__Description of the task__:
Reproduce the entries in full, with no changes.
━━━━━ Extracted data
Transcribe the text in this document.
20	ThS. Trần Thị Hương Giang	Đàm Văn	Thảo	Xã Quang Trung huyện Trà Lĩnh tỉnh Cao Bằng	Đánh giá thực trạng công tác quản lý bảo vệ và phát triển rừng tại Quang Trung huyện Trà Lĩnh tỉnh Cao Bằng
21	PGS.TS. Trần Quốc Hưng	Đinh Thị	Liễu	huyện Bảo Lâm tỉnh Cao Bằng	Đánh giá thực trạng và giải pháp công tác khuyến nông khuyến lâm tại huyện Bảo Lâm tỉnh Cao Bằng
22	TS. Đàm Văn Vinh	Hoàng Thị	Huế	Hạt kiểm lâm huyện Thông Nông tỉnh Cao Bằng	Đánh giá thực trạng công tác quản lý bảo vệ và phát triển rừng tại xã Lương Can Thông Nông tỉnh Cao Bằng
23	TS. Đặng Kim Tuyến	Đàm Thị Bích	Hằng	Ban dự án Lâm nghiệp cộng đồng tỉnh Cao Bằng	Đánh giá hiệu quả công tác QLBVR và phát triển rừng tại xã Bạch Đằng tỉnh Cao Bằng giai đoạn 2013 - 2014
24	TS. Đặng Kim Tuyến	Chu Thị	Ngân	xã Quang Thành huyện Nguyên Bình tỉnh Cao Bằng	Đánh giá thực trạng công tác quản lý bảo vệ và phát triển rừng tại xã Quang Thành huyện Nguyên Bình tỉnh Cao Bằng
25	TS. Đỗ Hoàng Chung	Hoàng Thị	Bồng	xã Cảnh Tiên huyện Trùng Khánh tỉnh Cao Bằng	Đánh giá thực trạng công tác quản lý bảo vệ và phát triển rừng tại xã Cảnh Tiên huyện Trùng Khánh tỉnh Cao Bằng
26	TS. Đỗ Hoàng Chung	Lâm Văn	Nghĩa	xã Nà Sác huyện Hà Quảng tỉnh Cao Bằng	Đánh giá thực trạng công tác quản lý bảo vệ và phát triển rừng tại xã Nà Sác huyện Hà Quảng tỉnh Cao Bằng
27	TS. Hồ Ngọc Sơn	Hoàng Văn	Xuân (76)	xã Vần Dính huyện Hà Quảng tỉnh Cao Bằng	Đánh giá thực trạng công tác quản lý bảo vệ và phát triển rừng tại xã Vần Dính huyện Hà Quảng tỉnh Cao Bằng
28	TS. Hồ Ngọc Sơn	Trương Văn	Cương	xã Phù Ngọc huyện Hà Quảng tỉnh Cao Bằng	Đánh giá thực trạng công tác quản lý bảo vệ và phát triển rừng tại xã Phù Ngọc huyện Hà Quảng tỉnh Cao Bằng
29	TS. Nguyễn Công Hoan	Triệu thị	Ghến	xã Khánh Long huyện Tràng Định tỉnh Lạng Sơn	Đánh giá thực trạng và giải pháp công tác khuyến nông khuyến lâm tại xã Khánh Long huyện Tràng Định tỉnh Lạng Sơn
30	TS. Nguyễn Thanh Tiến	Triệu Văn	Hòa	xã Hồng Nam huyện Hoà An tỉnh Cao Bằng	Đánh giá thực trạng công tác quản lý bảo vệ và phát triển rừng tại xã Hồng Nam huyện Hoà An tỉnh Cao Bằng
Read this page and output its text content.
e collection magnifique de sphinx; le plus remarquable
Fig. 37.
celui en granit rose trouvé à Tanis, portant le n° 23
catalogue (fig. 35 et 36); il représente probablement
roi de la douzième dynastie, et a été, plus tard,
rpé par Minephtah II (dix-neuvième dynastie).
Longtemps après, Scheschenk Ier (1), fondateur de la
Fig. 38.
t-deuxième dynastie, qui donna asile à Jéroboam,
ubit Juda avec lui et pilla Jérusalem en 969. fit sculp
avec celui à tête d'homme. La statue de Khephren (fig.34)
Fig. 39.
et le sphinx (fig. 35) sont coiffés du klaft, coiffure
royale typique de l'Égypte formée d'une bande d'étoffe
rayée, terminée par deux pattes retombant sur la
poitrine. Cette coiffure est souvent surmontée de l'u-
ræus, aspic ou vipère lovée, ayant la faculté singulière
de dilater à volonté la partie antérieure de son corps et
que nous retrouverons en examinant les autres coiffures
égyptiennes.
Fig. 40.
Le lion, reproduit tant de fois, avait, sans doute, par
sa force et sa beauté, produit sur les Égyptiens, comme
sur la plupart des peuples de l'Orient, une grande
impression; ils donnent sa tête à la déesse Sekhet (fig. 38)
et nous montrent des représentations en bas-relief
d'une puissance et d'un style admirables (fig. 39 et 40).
━━━━━━━━━━
__Expected answer__:
Transcribe the text in this document.
20	ThS. Trần Thị Hương Giang	Đàm Văn	Thảo	Xã Quang Trung huyện Trà Lĩnh tỉnh Cao Bằng	Đánh giá thực trạng công tác quản lý bảo vệ và phát triển rừng tại Quang Trung huyện Trà Lĩnh tỉnh Cao Bằng
21	PGS.TS. Trần Quốc Hưng	Đinh Thị	Liễu	huyện Bảo Lâm tỉnh Cao Bằng	Đánh giá thực trạng và giải pháp công tác khuyến nông khuyến lâm tại huyện Bảo Lâm tỉnh Cao Bằng
22	TS. Đàm Văn Vinh	Hoàng Thị	Huế	Hạt kiểm lâm huyện Thông Nông tỉnh Cao Bằng	Đánh giá thực trạng công tác quản lý bảo vệ và phát triển rừng tại xã Lương Can Thông Nông tỉnh Cao Bằng
23	TS. Đặng Kim Tuyến	Đàm Thị Bích	Hằng	Ban dự án Lâm nghiệp cộng đồng tỉnh Cao Bằng	Đánh giá hiệu quả công tác QLBVR và phát triển rừng tại xã Bạch Đằng tỉnh Cao Bằng giai đoạn 2013 - 2014
24	TS. Đặng Kim Tuyến	Chu Thị	Ngân	xã Quang Thành huyện Nguyên Bình tỉnh Cao Bằng	Đánh giá thực trạng công tác quản lý bảo vệ và phát triển rừng tại xã Quang Thành huyện Nguyên Bình tỉnh Cao Bằng
25	TS. Đỗ Hoàng Chung	Hoàng Thị	Bồng	xã Cảnh Tiên huyện Trùng Khánh tỉnh Cao Bằng	Đánh giá thực trạng công tác quản lý bảo vệ và phát triển rừng tại xã Cảnh Tiên huyện Trùng Khánh tỉnh Cao Bằng
26	TS. Đỗ Hoàng Chung	Lâm Văn	Nghĩa	xã Nà Sác huyện Hà Quảng tỉnh Cao Bằng	Đánh giá thực trạng công tác quản lý bảo vệ và phát triển rừng tại xã Nà Sác huyện Hà Quảng tỉnh Cao Bằng
27	TS. Hồ Ngọc Sơn	Hoàng Văn	Xuân (76)	xã Vần Dính huyện Hà Quảng tỉnh Cao Bằng	Đánh giá thực trạng công tác quản lý bảo vệ và phát triển rừng tại xã Vần Dính huyện Hà Quảng tỉnh Cao Bằng
28	TS. Hồ Ngọc Sơn	Trương Văn	Cương	xã Phù Ngọc huyện Hà Quảng tỉnh Cao Bằng	Đánh giá thực trạng công tác quản lý bảo vệ và phát triển rừng tại xã Phù Ngọc huyện Hà Quảng tỉnh Cao Bằng
29	TS. Nguyễn Công Hoan	Triệu thị	Ghến	xã Khánh Long huyện Tràng Định tỉnh Lạng Sơn	Đánh giá thực trạng và giải pháp công tác khuyến nông khuyến lâm tại xã Khánh Long huyện Tràng Định tỉnh Lạng Sơn
30	TS. Nguyễn Thanh Tiến	Triệu Văn	Hòa	xã Hồng Nam huyện Hoà An tỉnh Cao Bằng	Đánh giá thực trạng công tác quản lý bảo vệ và phát triển rừng tại xã Hồng Nam huyện Hoà An tỉnh Cao Bằng
Read this page and output its text content.
e collection magnifique de sphinx; le plus remarquable
Fig. 37.
celui en granit rose trouvé à Tanis, portant le n° 23
catalogue (fig. 35 et 36); il représente probablement
roi de la douzième dynastie, et a été, plus tard,
rpé par Minephtah II (dix-neuvième dynastie).
Longtemps après, Scheschenk Ier (1), fondateur de la
Fig. 38.
t-deuxième dynastie, qui donna asile à Jéroboam,
ubit Juda avec lui et pilla Jérusalem en 969. fit sculp
avec celui à tête d'homme. La statue de Khephren (fig.34)
Fig. 39.
et le sphinx (fig. 35) sont coiffés du klaft, coiffure
royale typique de l'Égypte formée d'une bande d'étoffe
rayée, terminée par deux pattes retombant sur la
poitrine. Cette coiffure est souvent surmontée de l'u-
ræus, aspic ou vipère lovée, ayant la faculté singulière
de dilater à volonté la partie antérieure de son corps et
que nous retrouverons en examinant les autres coiffures
égyptiennes.
Fig. 40.
Le lion, reproduit tant de fois, avait, sans doute, par
sa force et sa beauté, produit sur les Égyptiens, comme
sur la plupart des peuples de l'Orient, une grande
impression; ils donnent sa tête à la déesse Sekhet (fig. 38)
et nous montrent des représentations en bas-relief
d'une puissance et d'un style admirables (fig. 39 et 40).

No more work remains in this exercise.